'''
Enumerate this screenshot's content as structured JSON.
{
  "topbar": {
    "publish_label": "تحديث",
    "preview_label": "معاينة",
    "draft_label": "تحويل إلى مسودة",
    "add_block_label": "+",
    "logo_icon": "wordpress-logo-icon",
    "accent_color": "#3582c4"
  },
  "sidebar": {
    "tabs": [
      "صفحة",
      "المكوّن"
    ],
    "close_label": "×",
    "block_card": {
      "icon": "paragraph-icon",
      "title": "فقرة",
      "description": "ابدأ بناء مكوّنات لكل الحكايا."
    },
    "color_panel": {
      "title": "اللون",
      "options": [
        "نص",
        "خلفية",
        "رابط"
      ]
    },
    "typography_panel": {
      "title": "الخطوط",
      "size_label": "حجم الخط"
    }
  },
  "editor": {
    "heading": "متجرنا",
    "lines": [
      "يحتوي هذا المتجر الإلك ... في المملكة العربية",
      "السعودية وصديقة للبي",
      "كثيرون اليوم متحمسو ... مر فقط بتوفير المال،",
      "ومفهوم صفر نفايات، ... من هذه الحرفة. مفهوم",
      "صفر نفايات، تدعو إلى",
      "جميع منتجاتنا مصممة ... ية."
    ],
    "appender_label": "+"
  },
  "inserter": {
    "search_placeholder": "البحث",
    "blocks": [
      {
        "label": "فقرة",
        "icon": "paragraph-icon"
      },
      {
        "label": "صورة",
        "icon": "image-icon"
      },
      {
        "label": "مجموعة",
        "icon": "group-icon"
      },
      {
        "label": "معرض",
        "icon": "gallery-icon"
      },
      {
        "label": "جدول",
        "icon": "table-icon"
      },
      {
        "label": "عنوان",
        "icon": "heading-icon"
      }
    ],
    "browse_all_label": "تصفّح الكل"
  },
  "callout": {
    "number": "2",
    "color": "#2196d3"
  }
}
'''
- **PROMPT**: Print again each line of the listing above, exactly as it appears.

- **SOLUTION FOR THIS TASK**:
Enumerate this screenshot's content as structured JSON.
{
  "topbar": {
    "publish_label": "تحديث",
    "preview_label": "معاينة",
    "draft_label": "تحويل إلى مسودة",
    "add_block_label": "+",
    "logo_icon": "wordpress-logo-icon",
    "accent_color": "#3582c4"
  },
  "sidebar": {
    "tabs": [
      "صفحة",
      "المكوّن"
    ],
    "close_label": "×",
    "block_card": {
      "icon": "paragraph-icon",
      "title": "فقرة",
      "description": "ابدأ بناء مكوّنات لكل الحكايا."
    },
    "color_panel": {
      "title": "اللون",
      "options": [
        "نص",
        "خلفية",
        "رابط"
      ]
    },
    "typography_panel": {
      "title": "الخطوط",
      "size_label": "حجم الخط"
    }
  },
  "editor": {
    "heading": "متجرنا",
    "lines": [
      "يحتوي هذا المتجر الإلك ... في المملكة العربية",
      "السعودية وصديقة للبي",
      "كثيرون اليوم متحمسو ... مر فقط بتوفير المال،",
      "ومفهوم صفر نفايات، ... من هذه الحرفة. مفهوم",
      "صفر نفايات، تدعو إلى",
      "جميع منتجاتنا مصممة ... ية."
    ],
    "appender_label": "+"
  },
  "inserter": {
    "search_placeholder": "البحث",
    "blocks": [
      {
        "label": "فقرة",
        "icon": "paragraph-icon"
      },
      {
        "label": "صورة",
        "icon": "image-icon"
      },
      {
        "label": "مجموعة",
        "icon": "group-icon"
      },
      {
        "label": "معرض",
        "icon": "gallery-icon"
      },
      {
        "label": "جدول",
        "icon": "table-icon"
      },
      {
        "label": "عنوان",
        "icon": "heading-icon"
      }
    ],
    "browse_all_label": "تصفّح الكل"
  },
  "callout": {
    "number": "2",
    "color": "#2196d3"
  }
}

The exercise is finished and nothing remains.